**Short problem:**
Using the data below, repeat all of it precisely.

Records
______________________________

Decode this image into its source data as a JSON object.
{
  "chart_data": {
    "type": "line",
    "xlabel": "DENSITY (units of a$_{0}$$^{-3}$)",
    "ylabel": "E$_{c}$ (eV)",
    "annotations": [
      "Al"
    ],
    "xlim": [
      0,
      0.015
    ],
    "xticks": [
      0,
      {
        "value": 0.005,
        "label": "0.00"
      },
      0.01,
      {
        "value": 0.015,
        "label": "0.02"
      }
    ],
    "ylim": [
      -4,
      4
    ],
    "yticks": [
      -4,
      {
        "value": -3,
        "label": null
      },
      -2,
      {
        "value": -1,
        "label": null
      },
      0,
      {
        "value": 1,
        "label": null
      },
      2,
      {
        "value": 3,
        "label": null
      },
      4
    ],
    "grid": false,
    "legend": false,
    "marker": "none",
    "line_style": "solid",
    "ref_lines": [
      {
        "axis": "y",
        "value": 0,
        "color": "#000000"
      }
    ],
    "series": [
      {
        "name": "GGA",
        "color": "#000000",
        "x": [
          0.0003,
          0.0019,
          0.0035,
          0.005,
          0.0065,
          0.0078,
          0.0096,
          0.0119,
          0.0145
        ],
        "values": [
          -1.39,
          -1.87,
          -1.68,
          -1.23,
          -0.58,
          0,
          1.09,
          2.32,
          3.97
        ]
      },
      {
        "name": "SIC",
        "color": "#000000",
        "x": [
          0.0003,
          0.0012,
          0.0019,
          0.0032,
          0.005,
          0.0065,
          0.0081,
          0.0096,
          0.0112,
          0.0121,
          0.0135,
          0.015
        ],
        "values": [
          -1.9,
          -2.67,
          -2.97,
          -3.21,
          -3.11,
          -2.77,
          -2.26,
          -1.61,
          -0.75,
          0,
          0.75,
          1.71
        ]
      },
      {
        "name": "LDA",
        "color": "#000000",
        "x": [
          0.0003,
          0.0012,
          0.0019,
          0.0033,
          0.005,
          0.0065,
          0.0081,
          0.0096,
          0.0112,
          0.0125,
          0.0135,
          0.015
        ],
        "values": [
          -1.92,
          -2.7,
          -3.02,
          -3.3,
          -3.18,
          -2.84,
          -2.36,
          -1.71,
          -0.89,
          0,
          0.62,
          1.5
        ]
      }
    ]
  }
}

______________________________

**Finished exercise:**
Decode this image into its source data as a JSON object.
{
  "chart_data": {
    "type": "line",
    "xlabel": "DENSITY (units of a$_{0}$$^{-3}$)",
    "ylabel": "E$_{c}$ (eV)",
    "annotations": [
      "Al"
    ],
    "xlim": [
      0,
      0.015
    ],
    "xticks": [
      0,
      {
        "value": 0.005,
        "label": "0.00"
      },
      0.01,
      {
        "value": 0.015,
        "label": "0.02"
      }
    ],
    "ylim": [
      -4,
      4
    ],
    "yticks": [
      -4,
      {
        "value": -3,
        "label": null
      },
      -2,
      {
        "value": -1,
        "label": null
      },
      0,
      {
        "value": 1,
        "label": null
      },
      2,
      {
        "value": 3,
        "label": null
      },
      4
    ],
    "grid": false,
    "legend": false,
    "marker": "none",
    "line_style": "solid",
    "ref_lines": [
      {
        "axis": "y",
        "value": 0,
        "color": "#000000"
      }
    ],
    "series": [
      {
        "name": "GGA",
        "color": "#000000",
        "x": [
          0.0003,
          0.0019,
          0.0035,
          0.005,
          0.0065,
          0.0078,
          0.0096,
          0.0119,
          0.0145
        ],
        "values": [
          -1.39,
          -1.87,
          -1.68,
          -1.23,
          -0.58,
          0,
          1.09,
          2.32,
          3.97
        ]
      },
      {
        "name": "SIC",
        "color": "#000000",
        "x": [
          0.0003,
          0.0012,
          0.0019,
          0.0032,
          0.005,
          0.0065,
          0.0081,
          0.0096,
          0.0112,
          0.0121,
          0.0135,
          0.015
        ],
        "values": [
          -1.9,
          -2.67,
          -2.97,
          -3.21,
          -3.11,
          -2.77,
          -2.26,
          -1.61,
          -0.75,
          0,
          0.75,
          1.71
        ]
      },
      {
        "name": "LDA",
        "color": "#000000",
        "x": [
          0.0003,
          0.0012,
          0.0019,
          0.0033,
          0.005,
          0.0065,
          0.0081,
          0.0096,
          0.0112,
          0.0125,
          0.0135,
          0.015
        ],
        "values": [
          -1.92,
          -2.7,
          -3.02,
          -3.3,
          -3.18,
          -2.84,
          -2.36,
          -1.71,
          -0.89,
          0,
          0.62,
          1.5
        ]
      }
    ]
  }
}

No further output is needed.